→ **Work instructions**
Take every line where the string "мені" appears and copy it.

→ **Records for the task**
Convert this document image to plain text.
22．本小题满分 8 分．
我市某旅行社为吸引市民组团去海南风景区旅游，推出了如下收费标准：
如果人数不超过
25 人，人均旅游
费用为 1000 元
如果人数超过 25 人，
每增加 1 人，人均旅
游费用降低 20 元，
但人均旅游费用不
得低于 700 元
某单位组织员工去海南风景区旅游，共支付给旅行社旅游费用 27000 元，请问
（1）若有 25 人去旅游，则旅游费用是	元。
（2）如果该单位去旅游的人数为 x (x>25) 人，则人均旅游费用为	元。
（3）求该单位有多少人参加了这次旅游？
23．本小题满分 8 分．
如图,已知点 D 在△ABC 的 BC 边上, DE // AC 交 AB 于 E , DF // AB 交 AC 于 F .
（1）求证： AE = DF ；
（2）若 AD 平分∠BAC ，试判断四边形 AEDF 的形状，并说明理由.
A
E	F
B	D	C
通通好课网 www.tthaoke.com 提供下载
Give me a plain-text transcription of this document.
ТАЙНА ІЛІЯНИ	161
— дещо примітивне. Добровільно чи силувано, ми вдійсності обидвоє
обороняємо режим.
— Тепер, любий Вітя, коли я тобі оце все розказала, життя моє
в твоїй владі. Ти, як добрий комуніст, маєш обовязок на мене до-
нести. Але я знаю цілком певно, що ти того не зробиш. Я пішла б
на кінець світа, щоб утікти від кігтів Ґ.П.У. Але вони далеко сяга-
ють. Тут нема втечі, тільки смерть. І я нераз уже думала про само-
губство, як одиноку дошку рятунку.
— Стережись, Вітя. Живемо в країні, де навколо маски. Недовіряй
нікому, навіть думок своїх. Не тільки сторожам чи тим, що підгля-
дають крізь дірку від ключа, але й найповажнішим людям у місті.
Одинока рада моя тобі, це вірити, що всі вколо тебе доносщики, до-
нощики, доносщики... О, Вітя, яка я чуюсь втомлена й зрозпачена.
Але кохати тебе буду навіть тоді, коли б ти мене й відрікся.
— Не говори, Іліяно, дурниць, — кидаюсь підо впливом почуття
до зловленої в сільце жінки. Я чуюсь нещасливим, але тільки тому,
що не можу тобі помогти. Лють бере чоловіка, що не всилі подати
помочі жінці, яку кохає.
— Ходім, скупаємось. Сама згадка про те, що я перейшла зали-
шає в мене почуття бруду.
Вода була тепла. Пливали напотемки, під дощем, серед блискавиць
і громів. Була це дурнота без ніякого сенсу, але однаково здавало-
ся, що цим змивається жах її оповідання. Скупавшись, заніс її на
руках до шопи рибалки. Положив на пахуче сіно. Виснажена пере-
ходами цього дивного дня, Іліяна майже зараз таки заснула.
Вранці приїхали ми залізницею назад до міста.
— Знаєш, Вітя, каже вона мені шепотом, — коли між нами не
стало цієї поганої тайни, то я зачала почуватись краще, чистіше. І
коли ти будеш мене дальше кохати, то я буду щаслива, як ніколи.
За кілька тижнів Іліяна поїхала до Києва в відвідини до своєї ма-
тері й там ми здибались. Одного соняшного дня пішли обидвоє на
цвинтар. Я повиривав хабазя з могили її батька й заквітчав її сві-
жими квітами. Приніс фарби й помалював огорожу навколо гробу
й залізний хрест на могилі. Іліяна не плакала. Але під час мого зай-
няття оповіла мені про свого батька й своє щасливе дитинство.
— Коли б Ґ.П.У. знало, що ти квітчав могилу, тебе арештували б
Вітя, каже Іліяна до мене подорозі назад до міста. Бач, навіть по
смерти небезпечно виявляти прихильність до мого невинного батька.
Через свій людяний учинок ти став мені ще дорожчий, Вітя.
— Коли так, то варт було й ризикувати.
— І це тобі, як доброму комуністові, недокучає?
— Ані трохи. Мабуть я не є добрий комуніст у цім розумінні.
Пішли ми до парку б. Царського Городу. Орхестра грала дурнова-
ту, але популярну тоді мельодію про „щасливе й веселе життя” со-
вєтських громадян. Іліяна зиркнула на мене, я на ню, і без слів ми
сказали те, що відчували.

→ **Result**
— Знаєш, Вітя, каже вона мені шепотом, — коли між нами не
няття оповіла мені про свого батька й своє щасливе дитинство.
Через свій людяний учинок ти став мені ще дорожчий, Вітя.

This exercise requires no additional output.